::: Listed entries
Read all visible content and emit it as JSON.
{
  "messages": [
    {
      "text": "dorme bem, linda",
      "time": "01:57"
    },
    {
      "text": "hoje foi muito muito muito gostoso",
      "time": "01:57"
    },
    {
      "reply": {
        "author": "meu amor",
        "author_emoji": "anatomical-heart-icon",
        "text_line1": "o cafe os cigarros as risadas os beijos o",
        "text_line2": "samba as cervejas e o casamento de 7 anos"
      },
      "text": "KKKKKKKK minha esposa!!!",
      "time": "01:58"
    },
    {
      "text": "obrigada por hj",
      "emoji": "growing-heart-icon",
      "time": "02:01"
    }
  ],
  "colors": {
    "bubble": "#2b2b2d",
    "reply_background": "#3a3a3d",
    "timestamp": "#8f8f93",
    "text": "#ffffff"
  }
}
::::::
Reproduce all of the entries word for word.

Response:
Read all visible content and emit it as JSON.
{
  "messages": [
    {
      "text": "dorme bem, linda",
      "time": "01:57"
    },
    {
      "text": "hoje foi muito muito muito gostoso",
      "time": "01:57"
    },
    {
      "reply": {
        "author": "meu amor",
        "author_emoji": "anatomical-heart-icon",
        "text_line1": "o cafe os cigarros as risadas os beijos o",
        "text_line2": "samba as cervejas e o casamento de 7 anos"
      },
      "text": "KKKKKKKK minha esposa!!!",
      "time": "01:58"
    },
    {
      "text": "obrigada por hj",
      "emoji": "growing-heart-icon",
      "time": "02:01"
    }
  ],
  "colors": {
    "bubble": "#2b2b2d",
    "reply_background": "#3a3a3d",
    "timestamp": "#8f8f93",
    "text": "#ffffff"
  }
}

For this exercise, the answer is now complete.